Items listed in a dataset
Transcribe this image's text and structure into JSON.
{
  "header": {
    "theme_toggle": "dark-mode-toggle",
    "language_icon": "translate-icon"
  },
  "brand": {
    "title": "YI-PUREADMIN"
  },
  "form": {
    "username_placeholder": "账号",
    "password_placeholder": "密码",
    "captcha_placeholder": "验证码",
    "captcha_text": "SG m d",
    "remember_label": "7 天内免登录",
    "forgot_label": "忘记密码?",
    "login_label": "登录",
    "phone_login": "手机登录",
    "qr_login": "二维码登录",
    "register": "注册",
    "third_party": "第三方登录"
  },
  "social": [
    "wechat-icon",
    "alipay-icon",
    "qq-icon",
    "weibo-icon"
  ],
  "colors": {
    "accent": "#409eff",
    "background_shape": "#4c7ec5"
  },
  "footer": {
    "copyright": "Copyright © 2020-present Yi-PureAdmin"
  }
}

**Exercise requirements**
Write out the material from the first line to the last, exactly.

**Result**
Transcribe this image's text and structure into JSON.
{
  "header": {
    "theme_toggle": "dark-mode-toggle",
    "language_icon": "translate-icon"
  },
  "brand": {
    "title": "YI-PUREADMIN"
  },
  "form": {
    "username_placeholder": "账号",
    "password_placeholder": "密码",
    "captcha_placeholder": "验证码",
    "captcha_text": "SG m d",
    "remember_label": "7 天内免登录",
    "forgot_label": "忘记密码?",
    "login_label": "登录",
    "phone_login": "手机登录",
    "qr_login": "二维码登录",
    "register": "注册",
    "third_party": "第三方登录"
  },
  "social": [
    "wechat-icon",
    "alipay-icon",
    "qq-icon",
    "weibo-icon"
  ],
  "colors": {
    "accent": "#409eff",
    "background_shape": "#4c7ec5"
  },
  "footer": {
    "copyright": "Copyright © 2020-present Yi-PureAdmin"
  }
}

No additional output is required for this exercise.